• _The problem_
Retype every entry word for word.

• _Given records_

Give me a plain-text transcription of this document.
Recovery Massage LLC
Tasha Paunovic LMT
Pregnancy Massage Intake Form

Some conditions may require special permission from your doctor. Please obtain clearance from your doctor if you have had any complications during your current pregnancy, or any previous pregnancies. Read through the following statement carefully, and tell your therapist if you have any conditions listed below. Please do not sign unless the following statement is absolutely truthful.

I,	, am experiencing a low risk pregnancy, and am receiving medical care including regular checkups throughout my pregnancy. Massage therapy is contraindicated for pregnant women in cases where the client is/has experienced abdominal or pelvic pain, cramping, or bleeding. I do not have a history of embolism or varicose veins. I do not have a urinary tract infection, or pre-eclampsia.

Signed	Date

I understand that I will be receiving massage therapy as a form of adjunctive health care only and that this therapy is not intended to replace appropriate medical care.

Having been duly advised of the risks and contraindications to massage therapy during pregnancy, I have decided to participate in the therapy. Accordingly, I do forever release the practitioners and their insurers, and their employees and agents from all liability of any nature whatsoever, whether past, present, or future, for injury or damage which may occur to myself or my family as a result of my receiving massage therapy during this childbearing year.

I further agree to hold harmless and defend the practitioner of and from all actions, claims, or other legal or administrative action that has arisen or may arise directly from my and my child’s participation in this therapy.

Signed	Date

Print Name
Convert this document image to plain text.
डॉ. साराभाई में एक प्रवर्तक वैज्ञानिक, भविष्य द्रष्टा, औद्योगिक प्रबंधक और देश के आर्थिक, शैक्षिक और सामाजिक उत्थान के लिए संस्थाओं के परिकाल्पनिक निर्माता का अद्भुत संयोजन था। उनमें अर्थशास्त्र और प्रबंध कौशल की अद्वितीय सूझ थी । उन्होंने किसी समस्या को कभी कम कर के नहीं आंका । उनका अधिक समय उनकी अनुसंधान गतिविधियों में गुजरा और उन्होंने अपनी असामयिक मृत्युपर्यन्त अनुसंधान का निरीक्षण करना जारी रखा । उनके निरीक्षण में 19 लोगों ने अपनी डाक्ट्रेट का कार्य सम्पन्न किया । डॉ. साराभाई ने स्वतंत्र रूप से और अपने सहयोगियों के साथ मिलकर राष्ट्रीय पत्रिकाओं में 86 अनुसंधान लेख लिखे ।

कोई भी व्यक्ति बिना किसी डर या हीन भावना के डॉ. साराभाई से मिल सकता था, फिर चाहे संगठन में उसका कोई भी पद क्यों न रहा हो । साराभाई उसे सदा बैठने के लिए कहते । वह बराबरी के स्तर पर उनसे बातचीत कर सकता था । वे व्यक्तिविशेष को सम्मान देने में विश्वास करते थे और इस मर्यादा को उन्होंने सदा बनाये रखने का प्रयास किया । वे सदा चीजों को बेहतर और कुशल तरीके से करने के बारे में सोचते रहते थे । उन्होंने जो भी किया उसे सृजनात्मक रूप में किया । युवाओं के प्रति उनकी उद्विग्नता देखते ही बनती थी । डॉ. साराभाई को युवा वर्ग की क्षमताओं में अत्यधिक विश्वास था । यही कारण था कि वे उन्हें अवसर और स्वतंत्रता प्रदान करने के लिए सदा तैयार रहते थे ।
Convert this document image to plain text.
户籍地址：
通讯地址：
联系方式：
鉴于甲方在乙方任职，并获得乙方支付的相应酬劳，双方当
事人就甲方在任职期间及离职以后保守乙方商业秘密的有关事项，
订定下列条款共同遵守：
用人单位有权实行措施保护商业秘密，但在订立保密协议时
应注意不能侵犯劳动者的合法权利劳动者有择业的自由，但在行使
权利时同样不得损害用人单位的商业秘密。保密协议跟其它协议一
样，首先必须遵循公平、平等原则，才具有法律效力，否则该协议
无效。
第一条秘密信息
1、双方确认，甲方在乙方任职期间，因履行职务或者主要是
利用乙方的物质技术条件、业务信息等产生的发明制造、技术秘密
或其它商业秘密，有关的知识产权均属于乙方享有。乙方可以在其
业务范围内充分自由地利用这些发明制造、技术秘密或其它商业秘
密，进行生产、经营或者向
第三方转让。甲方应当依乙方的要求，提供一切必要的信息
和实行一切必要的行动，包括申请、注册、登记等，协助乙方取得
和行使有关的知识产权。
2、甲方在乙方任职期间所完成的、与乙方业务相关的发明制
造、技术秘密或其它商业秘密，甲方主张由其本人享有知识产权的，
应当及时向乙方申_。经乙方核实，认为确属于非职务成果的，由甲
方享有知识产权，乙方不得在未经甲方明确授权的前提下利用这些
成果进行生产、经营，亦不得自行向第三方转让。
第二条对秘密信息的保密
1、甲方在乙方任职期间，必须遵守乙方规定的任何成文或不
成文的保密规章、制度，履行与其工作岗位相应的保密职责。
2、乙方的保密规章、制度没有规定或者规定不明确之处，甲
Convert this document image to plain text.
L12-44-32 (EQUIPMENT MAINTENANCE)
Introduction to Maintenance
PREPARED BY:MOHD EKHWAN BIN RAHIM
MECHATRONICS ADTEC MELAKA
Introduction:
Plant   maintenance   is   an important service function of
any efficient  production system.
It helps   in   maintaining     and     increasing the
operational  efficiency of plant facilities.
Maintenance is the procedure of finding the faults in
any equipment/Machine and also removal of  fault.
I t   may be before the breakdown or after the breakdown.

• _Solution below_
Give me a plain-text transcription of this document.
Recovery Massage LLC
Tasha Paunovic LMT
Pregnancy Massage Intake Form

Some conditions may require special permission from your doctor. Please obtain clearance from your doctor if you have had any complications during your current pregnancy, or any previous pregnancies. Read through the following statement carefully, and tell your therapist if you have any conditions listed below. Please do not sign unless the following statement is absolutely truthful.

I,	, am experiencing a low risk pregnancy, and am receiving medical care including regular checkups throughout my pregnancy. Massage therapy is contraindicated for pregnant women in cases where the client is/has experienced abdominal or pelvic pain, cramping, or bleeding. I do not have a history of embolism or varicose veins. I do not have a urinary tract infection, or pre-eclampsia.

Signed	Date

I understand that I will be receiving massage therapy as a form of adjunctive health care only and that this therapy is not intended to replace appropriate medical care.

Having been duly advised of the risks and contraindications to massage therapy during pregnancy, I have decided to participate in the therapy. Accordingly, I do forever release the practitioners and their insurers, and their employees and agents from all liability of any nature whatsoever, whether past, present, or future, for injury or damage which may occur to myself or my family as a result of my receiving massage therapy during this childbearing year.

I further agree to hold harmless and defend the practitioner of and from all actions, claims, or other legal or administrative action that has arisen or may arise directly from my and my child’s participation in this therapy.

Signed	Date

Print Name
Convert this document image to plain text.
डॉ. साराभाई में एक प्रवर्तक वैज्ञानिक, भविष्य द्रष्टा, औद्योगिक प्रबंधक और देश के आर्थिक, शैक्षिक और सामाजिक उत्थान के लिए संस्थाओं के परिकाल्पनिक निर्माता का अद्भुत संयोजन था। उनमें अर्थशास्त्र और प्रबंध कौशल की अद्वितीय सूझ थी । उन्होंने किसी समस्या को कभी कम कर के नहीं आंका । उनका अधिक समय उनकी अनुसंधान गतिविधियों में गुजरा और उन्होंने अपनी असामयिक मृत्युपर्यन्त अनुसंधान का निरीक्षण करना जारी रखा । उनके निरीक्षण में 19 लोगों ने अपनी डाक्ट्रेट का कार्य सम्पन्न किया । डॉ. साराभाई ने स्वतंत्र रूप से और अपने सहयोगियों के साथ मिलकर राष्ट्रीय पत्रिकाओं में 86 अनुसंधान लेख लिखे ।

कोई भी व्यक्ति बिना किसी डर या हीन भावना के डॉ. साराभाई से मिल सकता था, फिर चाहे संगठन में उसका कोई भी पद क्यों न रहा हो । साराभाई उसे सदा बैठने के लिए कहते । वह बराबरी के स्तर पर उनसे बातचीत कर सकता था । वे व्यक्तिविशेष को सम्मान देने में विश्वास करते थे और इस मर्यादा को उन्होंने सदा बनाये रखने का प्रयास किया । वे सदा चीजों को बेहतर और कुशल तरीके से करने के बारे में सोचते रहते थे । उन्होंने जो भी किया उसे सृजनात्मक रूप में किया । युवाओं के प्रति उनकी उद्विग्नता देखते ही बनती थी । डॉ. साराभाई को युवा वर्ग की क्षमताओं में अत्यधिक विश्वास था । यही कारण था कि वे उन्हें अवसर और स्वतंत्रता प्रदान करने के लिए सदा तैयार रहते थे ।
Convert this document image to plain text.
户籍地址：
通讯地址：
联系方式：
鉴于甲方在乙方任职，并获得乙方支付的相应酬劳，双方当
事人就甲方在任职期间及离职以后保守乙方商业秘密的有关事项，
订定下列条款共同遵守：
用人单位有权实行措施保护商业秘密，但在订立保密协议时
应注意不能侵犯劳动者的合法权利劳动者有择业的自由，但在行使
权利时同样不得损害用人单位的商业秘密。保密协议跟其它协议一
样，首先必须遵循公平、平等原则，才具有法律效力，否则该协议
无效。
第一条秘密信息
1、双方确认，甲方在乙方任职期间，因履行职务或者主要是
利用乙方的物质技术条件、业务信息等产生的发明制造、技术秘密
或其它商业秘密，有关的知识产权均属于乙方享有。乙方可以在其
业务范围内充分自由地利用这些发明制造、技术秘密或其它商业秘
密，进行生产、经营或者向
第三方转让。甲方应当依乙方的要求，提供一切必要的信息
和实行一切必要的行动，包括申请、注册、登记等，协助乙方取得
和行使有关的知识产权。
2、甲方在乙方任职期间所完成的、与乙方业务相关的发明制
造、技术秘密或其它商业秘密，甲方主张由其本人享有知识产权的，
应当及时向乙方申_。经乙方核实，认为确属于非职务成果的，由甲
方享有知识产权，乙方不得在未经甲方明确授权的前提下利用这些
成果进行生产、经营，亦不得自行向第三方转让。
第二条对秘密信息的保密
1、甲方在乙方任职期间，必须遵守乙方规定的任何成文或不
成文的保密规章、制度，履行与其工作岗位相应的保密职责。
2、乙方的保密规章、制度没有规定或者规定不明确之处，甲
Convert this document image to plain text.
L12-44-32 (EQUIPMENT MAINTENANCE)
Introduction to Maintenance
PREPARED BY:MOHD EKHWAN BIN RAHIM
MECHATRONICS ADTEC MELAKA
Introduction:
Plant   maintenance   is   an important service function of
any efficient  production system.
It helps   in   maintaining     and     increasing the
operational  efficiency of plant facilities.
Maintenance is the procedure of finding the faults in
any equipment/Machine and also removal of  fault.
I t   may be before the breakdown or after the breakdown.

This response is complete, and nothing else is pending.